### [What the task asks]
Select the lines below containing the word "text".

[Extracted records]

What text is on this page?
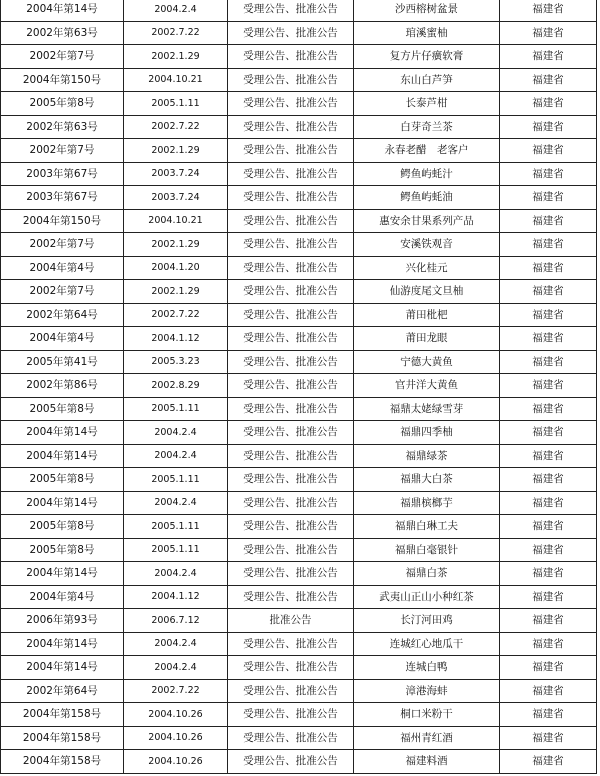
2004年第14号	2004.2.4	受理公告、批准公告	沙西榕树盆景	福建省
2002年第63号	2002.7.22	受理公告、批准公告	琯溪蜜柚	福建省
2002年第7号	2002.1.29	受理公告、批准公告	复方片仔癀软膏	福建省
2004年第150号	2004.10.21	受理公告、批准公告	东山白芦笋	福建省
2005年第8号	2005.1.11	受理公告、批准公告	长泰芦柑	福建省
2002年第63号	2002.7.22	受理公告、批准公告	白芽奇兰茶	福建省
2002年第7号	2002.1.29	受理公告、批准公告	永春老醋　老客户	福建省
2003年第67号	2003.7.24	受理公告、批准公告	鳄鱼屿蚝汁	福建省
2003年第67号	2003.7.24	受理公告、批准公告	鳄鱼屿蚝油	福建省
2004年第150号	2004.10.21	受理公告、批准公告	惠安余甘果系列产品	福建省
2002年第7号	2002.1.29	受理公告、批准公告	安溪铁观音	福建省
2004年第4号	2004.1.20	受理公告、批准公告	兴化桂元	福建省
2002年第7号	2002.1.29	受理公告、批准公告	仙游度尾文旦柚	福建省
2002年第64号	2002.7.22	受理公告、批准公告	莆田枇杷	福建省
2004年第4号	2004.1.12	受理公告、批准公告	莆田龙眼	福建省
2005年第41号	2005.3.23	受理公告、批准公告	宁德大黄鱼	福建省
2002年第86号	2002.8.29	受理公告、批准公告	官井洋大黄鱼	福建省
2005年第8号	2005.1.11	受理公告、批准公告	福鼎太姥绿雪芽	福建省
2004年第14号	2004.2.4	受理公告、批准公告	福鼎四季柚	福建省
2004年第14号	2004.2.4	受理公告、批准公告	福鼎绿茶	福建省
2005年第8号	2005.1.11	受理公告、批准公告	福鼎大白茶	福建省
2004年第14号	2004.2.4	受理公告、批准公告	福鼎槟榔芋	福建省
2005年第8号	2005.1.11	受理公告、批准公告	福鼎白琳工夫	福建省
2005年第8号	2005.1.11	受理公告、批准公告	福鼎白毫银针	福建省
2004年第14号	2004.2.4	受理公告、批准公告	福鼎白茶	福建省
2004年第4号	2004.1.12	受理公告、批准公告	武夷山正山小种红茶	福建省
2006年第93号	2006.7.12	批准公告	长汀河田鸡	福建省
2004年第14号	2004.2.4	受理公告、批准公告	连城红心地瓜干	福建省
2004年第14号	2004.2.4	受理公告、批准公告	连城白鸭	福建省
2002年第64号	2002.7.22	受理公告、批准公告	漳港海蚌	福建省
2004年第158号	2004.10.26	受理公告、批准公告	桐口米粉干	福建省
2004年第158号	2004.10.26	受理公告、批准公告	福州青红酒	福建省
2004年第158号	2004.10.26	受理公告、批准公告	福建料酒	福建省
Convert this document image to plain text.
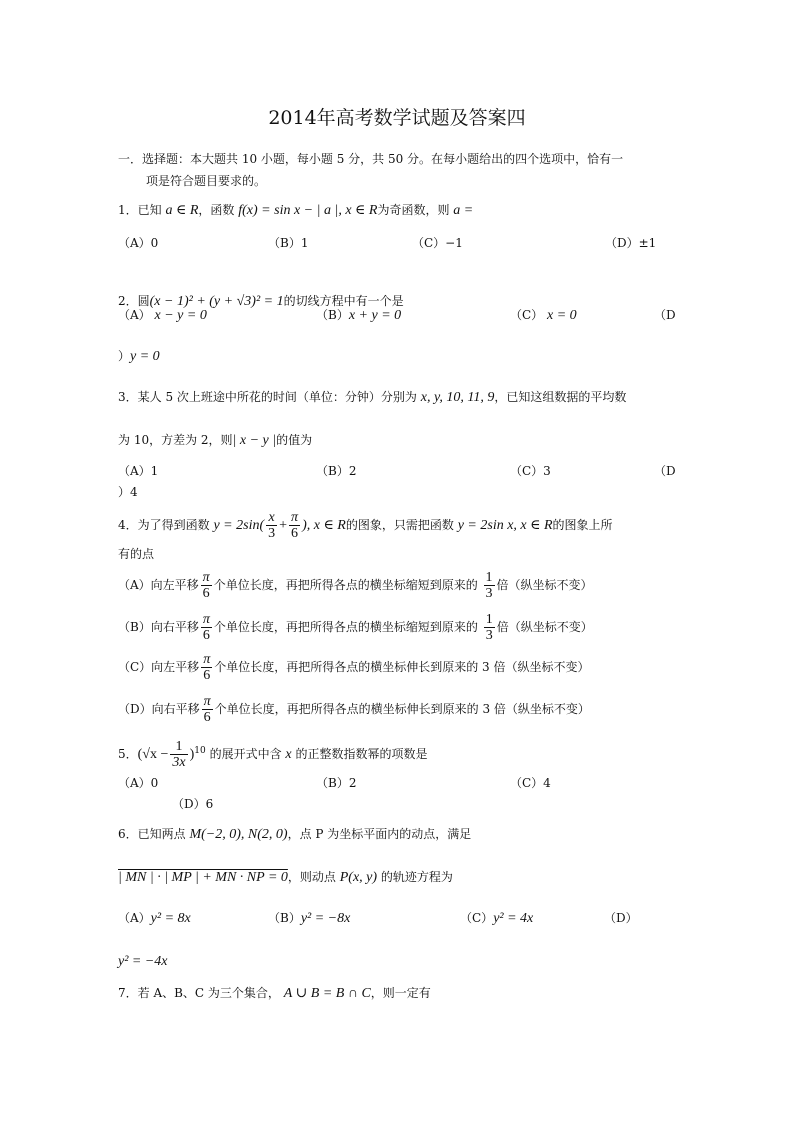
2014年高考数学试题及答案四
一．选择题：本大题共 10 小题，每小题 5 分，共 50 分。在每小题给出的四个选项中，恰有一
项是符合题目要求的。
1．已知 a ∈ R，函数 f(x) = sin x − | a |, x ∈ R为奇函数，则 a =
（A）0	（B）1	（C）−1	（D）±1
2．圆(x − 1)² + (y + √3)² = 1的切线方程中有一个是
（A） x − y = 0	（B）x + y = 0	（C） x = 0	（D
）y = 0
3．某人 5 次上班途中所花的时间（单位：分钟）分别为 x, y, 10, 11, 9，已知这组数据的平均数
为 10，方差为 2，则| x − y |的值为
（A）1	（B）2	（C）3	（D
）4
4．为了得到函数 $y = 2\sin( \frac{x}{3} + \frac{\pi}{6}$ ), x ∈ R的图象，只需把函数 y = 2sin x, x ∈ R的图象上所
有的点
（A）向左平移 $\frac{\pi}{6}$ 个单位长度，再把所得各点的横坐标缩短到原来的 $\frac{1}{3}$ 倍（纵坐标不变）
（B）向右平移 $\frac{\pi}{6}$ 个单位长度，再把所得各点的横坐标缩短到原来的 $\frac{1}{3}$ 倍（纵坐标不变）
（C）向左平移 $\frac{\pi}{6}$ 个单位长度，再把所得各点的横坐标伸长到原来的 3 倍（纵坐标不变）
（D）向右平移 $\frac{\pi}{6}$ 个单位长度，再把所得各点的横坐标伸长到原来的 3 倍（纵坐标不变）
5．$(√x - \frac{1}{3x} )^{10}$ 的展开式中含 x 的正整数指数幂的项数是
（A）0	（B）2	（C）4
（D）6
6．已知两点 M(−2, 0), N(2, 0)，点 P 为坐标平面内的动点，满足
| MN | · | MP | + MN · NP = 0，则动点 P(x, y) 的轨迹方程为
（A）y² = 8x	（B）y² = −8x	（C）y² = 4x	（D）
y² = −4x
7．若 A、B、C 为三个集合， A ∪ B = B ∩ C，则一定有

* * *

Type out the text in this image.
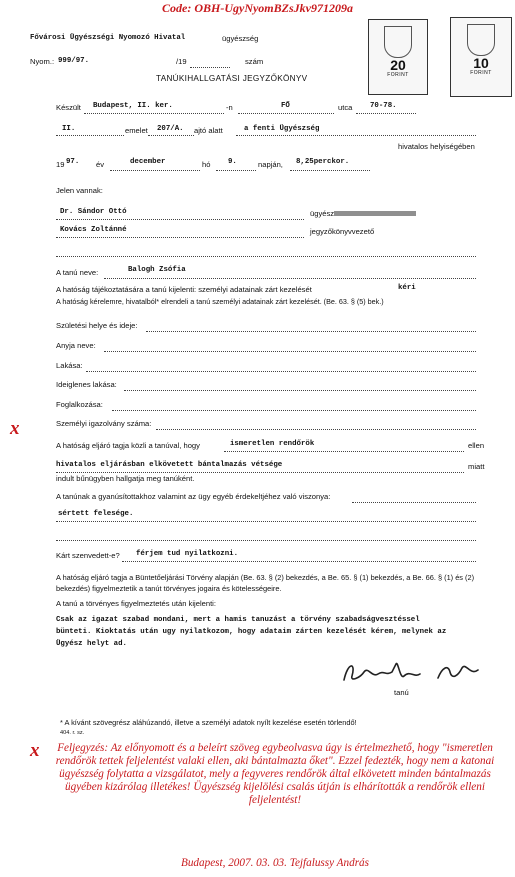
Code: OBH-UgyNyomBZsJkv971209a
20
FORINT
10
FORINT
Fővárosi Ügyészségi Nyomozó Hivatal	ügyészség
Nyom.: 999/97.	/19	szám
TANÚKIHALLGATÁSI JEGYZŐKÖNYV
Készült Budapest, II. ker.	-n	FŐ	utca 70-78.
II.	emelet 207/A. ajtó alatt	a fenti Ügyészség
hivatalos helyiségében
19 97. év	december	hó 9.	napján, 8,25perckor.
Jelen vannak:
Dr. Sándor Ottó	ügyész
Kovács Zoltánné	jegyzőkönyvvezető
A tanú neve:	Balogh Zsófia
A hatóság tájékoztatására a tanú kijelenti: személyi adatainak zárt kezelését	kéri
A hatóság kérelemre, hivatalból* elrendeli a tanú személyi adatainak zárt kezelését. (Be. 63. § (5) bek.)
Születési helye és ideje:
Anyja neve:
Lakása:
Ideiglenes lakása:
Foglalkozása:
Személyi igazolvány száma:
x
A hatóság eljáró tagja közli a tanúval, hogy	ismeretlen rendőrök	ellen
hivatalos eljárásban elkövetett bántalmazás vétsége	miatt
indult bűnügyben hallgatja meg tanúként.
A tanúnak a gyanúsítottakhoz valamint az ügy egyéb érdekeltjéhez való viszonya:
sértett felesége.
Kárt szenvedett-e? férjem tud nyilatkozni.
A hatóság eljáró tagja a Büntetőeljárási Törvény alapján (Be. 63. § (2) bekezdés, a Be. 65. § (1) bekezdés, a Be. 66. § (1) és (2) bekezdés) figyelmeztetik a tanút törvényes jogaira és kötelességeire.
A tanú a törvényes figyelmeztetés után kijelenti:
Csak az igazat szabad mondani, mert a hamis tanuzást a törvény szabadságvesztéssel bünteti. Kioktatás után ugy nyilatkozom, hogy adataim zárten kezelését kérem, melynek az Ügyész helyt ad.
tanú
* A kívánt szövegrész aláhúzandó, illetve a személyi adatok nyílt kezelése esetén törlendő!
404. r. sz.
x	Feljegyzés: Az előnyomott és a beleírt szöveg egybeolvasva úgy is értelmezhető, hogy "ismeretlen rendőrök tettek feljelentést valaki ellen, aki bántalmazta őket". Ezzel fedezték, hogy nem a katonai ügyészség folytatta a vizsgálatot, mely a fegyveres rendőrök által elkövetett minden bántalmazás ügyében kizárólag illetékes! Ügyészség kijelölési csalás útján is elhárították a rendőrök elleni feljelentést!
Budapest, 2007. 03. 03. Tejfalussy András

==

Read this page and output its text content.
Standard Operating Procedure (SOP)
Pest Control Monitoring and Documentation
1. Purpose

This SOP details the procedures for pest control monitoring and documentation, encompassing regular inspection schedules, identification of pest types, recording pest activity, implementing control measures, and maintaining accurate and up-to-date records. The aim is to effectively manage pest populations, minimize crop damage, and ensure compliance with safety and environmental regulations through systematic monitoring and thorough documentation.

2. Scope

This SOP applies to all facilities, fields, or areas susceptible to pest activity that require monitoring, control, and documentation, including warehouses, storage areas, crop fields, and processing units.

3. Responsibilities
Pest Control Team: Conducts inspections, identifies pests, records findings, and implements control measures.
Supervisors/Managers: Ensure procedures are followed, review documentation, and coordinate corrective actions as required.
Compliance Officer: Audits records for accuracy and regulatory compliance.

### [Expected answer]
What text is on this page?
Convert this document image to plain text.
Type out the text in this image.
Read this page and output its text content.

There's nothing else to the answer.